Extracted data entries
Begin

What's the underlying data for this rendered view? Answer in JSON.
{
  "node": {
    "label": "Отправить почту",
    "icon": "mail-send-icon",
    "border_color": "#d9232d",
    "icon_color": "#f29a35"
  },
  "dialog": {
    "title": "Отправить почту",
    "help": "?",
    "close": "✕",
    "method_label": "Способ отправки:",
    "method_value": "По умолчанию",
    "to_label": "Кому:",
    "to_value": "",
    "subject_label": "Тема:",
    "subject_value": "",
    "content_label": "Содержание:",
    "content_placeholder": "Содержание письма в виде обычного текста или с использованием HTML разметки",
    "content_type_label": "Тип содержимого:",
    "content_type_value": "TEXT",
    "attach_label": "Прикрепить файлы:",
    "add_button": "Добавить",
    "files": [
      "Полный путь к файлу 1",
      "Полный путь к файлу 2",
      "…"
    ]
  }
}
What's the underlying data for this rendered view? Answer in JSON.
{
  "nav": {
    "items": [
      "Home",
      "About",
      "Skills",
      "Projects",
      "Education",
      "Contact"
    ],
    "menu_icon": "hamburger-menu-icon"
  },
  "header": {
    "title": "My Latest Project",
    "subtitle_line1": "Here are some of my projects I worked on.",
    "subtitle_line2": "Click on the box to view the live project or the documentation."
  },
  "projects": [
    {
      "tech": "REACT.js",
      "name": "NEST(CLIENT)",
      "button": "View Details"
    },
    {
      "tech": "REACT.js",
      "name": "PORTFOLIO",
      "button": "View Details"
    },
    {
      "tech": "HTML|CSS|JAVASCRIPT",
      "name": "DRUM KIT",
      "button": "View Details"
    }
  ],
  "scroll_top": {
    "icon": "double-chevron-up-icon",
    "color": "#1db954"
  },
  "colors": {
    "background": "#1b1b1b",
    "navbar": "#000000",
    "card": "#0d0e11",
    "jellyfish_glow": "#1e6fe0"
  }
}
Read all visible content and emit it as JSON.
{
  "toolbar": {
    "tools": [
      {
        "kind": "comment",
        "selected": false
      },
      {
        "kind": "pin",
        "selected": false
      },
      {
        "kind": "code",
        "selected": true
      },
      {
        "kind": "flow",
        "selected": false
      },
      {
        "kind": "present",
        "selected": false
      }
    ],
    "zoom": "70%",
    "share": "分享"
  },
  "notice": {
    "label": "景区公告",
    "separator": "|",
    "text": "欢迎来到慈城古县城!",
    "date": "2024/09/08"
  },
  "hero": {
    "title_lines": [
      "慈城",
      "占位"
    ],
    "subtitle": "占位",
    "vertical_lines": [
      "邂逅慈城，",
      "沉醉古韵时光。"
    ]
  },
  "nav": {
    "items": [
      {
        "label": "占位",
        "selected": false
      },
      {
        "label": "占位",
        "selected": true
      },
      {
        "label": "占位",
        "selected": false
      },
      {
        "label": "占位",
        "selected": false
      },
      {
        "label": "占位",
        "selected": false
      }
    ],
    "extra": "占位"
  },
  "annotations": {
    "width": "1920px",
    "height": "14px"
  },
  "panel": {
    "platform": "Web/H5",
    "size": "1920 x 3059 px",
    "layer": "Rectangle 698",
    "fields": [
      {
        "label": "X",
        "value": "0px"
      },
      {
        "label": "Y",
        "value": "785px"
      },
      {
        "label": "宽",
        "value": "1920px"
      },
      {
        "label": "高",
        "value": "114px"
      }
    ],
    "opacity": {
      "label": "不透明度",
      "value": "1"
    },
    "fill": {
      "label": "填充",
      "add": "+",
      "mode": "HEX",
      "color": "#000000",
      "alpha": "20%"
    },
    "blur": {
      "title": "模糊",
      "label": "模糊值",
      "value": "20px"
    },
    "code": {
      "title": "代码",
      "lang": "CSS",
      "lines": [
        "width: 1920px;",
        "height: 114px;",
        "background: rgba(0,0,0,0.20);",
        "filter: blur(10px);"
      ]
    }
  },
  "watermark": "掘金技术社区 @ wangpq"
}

End

▸ **EXERCISE**:
Transcribe all of the material exactly. Omit nothing.

▸ **ANSWER TO THIS TASK**:
What's the underlying data for this rendered view? Answer in JSON.
{
  "node": {
    "label": "Отправить почту",
    "icon": "mail-send-icon",
    "border_color": "#d9232d",
    "icon_color": "#f29a35"
  },
  "dialog": {
    "title": "Отправить почту",
    "help": "?",
    "close": "✕",
    "method_label": "Способ отправки:",
    "method_value": "По умолчанию",
    "to_label": "Кому:",
    "to_value": "",
    "subject_label": "Тема:",
    "subject_value": "",
    "content_label": "Содержание:",
    "content_placeholder": "Содержание письма в виде обычного текста или с использованием HTML разметки",
    "content_type_label": "Тип содержимого:",
    "content_type_value": "TEXT",
    "attach_label": "Прикрепить файлы:",
    "add_button": "Добавить",
    "files": [
      "Полный путь к файлу 1",
      "Полный путь к файлу 2",
      "…"
    ]
  }
}
What's the underlying data for this rendered view? Answer in JSON.
{
  "nav": {
    "items": [
      "Home",
      "About",
      "Skills",
      "Projects",
      "Education",
      "Contact"
    ],
    "menu_icon": "hamburger-menu-icon"
  },
  "header": {
    "title": "My Latest Project",
    "subtitle_line1": "Here are some of my projects I worked on.",
    "subtitle_line2": "Click on the box to view the live project or the documentation."
  },
  "projects": [
    {
      "tech": "REACT.js",
      "name": "NEST(CLIENT)",
      "button": "View Details"
    },
    {
      "tech": "REACT.js",
      "name": "PORTFOLIO",
      "button": "View Details"
    },
    {
      "tech": "HTML|CSS|JAVASCRIPT",
      "name": "DRUM KIT",
      "button": "View Details"
    }
  ],
  "scroll_top": {
    "icon": "double-chevron-up-icon",
    "color": "#1db954"
  },
  "colors": {
    "background": "#1b1b1b",
    "navbar": "#000000",
    "card": "#0d0e11",
    "jellyfish_glow": "#1e6fe0"
  }
}
Read all visible content and emit it as JSON.
{
  "toolbar": {
    "tools": [
      {
        "kind": "comment",
        "selected": false
      },
      {
        "kind": "pin",
        "selected": false
      },
      {
        "kind": "code",
        "selected": true
      },
      {
        "kind": "flow",
        "selected": false
      },
      {
        "kind": "present",
        "selected": false
      }
    ],
    "zoom": "70%",
    "share": "分享"
  },
  "notice": {
    "label": "景区公告",
    "separator": "|",
    "text": "欢迎来到慈城古县城!",
    "date": "2024/09/08"
  },
  "hero": {
    "title_lines": [
      "慈城",
      "占位"
    ],
    "subtitle": "占位",
    "vertical_lines": [
      "邂逅慈城，",
      "沉醉古韵时光。"
    ]
  },
  "nav": {
    "items": [
      {
        "label": "占位",
        "selected": false
      },
      {
        "label": "占位",
        "selected": true
      },
      {
        "label": "占位",
        "selected": false
      },
      {
        "label": "占位",
        "selected": false
      },
      {
        "label": "占位",
        "selected": false
      }
    ],
    "extra": "占位"
  },
  "annotations": {
    "width": "1920px",
    "height": "14px"
  },
  "panel": {
    "platform": "Web/H5",
    "size": "1920 x 3059 px",
    "layer": "Rectangle 698",
    "fields": [
      {
        "label": "X",
        "value": "0px"
      },
      {
        "label": "Y",
        "value": "785px"
      },
      {
        "label": "宽",
        "value": "1920px"
      },
      {
        "label": "高",
        "value": "114px"
      }
    ],
    "opacity": {
      "label": "不透明度",
      "value": "1"
    },
    "fill": {
      "label": "填充",
      "add": "+",
      "mode": "HEX",
      "color": "#000000",
      "alpha": "20%"
    },
    "blur": {
      "title": "模糊",
      "label": "模糊值",
      "value": "20px"
    },
    "code": {
      "title": "代码",
      "lang": "CSS",
      "lines": [
        "width: 1920px;",
        "height: 114px;",
        "background: rgba(0,0,0,0.20);",
        "filter: blur(10px);"
      ]
    }
  },
  "watermark": "掘金技术社区 @ wangpq"
}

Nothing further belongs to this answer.